● Task to complete
Write out every line below that includes the word "color".

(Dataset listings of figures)
■ ■ ■ ■

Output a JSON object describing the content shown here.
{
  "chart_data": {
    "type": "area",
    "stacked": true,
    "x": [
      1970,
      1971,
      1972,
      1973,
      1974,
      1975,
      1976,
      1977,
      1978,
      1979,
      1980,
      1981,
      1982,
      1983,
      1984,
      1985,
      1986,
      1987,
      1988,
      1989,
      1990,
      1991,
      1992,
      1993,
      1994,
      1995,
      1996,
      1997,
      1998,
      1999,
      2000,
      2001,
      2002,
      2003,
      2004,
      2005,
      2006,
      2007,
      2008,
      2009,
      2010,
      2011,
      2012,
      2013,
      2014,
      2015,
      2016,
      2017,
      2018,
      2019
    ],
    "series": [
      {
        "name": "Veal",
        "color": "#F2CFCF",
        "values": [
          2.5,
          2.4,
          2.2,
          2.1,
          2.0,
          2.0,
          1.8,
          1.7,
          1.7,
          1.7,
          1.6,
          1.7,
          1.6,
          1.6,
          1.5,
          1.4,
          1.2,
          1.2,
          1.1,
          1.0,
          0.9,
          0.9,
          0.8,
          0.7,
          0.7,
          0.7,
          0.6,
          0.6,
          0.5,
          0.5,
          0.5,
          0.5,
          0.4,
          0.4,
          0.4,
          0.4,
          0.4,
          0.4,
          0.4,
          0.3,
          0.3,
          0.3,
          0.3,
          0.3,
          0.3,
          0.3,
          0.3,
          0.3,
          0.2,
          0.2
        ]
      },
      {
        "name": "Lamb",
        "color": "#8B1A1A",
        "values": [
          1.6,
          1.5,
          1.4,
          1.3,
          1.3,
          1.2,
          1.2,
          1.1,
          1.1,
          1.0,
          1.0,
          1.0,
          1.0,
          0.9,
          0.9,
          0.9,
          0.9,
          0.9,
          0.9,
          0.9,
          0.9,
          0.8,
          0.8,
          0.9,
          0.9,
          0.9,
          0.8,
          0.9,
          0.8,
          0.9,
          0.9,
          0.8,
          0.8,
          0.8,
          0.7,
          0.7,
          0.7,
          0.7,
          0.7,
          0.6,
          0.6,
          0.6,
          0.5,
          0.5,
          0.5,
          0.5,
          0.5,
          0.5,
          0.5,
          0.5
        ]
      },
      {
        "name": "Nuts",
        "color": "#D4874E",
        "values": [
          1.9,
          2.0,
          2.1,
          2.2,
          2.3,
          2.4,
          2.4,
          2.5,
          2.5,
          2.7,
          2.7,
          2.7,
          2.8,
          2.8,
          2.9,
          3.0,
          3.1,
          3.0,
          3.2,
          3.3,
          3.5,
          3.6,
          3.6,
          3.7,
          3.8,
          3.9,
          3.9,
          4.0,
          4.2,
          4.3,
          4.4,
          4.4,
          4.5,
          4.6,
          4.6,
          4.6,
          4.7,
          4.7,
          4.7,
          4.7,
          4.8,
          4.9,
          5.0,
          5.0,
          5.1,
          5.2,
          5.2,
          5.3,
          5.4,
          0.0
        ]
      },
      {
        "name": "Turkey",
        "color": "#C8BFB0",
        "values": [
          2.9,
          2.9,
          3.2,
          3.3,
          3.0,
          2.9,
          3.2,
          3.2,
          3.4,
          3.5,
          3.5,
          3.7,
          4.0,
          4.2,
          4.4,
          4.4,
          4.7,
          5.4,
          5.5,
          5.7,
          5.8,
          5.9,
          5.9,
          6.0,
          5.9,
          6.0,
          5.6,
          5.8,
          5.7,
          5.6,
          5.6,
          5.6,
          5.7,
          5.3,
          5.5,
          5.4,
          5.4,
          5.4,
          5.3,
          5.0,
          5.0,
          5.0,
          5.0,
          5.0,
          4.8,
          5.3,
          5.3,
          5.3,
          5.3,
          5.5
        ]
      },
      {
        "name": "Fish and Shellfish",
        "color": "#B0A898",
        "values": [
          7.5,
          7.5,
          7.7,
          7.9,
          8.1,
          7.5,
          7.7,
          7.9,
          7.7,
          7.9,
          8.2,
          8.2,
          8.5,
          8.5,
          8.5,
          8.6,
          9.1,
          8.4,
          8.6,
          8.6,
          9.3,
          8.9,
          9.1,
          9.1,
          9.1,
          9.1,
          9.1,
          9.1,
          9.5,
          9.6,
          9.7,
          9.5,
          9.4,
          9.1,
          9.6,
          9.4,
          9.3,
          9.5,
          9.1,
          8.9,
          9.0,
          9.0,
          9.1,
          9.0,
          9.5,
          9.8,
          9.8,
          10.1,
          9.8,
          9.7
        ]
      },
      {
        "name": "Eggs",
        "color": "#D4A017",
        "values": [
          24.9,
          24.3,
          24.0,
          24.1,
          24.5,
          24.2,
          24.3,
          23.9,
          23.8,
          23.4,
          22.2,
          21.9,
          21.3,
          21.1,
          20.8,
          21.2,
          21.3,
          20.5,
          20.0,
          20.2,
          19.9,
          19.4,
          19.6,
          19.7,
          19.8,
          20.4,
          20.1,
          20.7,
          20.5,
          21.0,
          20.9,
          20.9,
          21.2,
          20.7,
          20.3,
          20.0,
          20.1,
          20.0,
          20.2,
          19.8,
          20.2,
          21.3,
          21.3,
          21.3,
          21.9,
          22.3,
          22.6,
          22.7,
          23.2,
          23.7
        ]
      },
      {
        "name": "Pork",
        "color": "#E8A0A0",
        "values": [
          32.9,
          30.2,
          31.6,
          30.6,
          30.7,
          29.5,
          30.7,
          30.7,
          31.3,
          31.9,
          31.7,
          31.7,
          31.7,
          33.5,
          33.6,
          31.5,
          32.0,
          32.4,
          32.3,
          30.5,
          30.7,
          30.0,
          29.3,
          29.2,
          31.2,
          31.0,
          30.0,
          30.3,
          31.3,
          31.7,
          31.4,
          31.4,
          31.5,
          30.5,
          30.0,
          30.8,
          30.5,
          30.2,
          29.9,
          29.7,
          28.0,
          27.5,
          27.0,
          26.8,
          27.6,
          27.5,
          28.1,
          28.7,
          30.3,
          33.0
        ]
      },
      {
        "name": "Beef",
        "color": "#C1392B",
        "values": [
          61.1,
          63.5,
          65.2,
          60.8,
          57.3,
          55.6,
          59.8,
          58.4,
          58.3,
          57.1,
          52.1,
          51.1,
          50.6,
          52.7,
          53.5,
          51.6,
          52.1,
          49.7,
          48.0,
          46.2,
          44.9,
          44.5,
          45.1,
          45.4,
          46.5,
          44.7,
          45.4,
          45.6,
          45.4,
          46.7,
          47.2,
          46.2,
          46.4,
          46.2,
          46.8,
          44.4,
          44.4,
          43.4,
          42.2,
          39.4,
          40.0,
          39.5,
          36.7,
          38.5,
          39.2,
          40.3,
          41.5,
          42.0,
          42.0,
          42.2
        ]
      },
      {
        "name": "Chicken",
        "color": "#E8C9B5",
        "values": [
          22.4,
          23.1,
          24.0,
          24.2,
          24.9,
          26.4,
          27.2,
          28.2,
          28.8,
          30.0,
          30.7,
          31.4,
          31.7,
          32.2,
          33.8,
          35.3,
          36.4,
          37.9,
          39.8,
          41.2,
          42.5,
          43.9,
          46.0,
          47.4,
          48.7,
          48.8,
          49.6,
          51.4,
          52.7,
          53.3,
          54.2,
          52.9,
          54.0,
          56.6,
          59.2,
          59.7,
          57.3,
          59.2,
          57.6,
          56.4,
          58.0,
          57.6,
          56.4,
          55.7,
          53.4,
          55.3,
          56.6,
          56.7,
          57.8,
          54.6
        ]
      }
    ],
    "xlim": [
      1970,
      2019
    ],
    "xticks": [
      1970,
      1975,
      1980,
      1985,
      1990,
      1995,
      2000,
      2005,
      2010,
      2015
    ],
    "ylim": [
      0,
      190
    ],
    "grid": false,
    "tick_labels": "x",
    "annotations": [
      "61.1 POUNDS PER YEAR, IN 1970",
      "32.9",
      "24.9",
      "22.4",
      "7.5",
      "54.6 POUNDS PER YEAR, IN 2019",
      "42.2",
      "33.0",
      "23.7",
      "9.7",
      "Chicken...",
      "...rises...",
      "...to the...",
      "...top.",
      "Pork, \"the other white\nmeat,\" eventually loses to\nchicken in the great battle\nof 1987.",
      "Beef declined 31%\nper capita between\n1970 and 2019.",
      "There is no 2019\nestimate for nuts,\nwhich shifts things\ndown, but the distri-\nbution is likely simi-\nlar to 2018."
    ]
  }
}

■ ■ ■ ■

● Solution for this task
        "color": "#F2CFCF",
        "color": "#8B1A1A",
        "color": "#D4874E",
        "color": "#C8BFB0",
        "color": "#B0A898",
        "color": "#D4A017",
        "color": "#E8A0A0",
        "color": "#C1392B",
        "color": "#E8C9B5",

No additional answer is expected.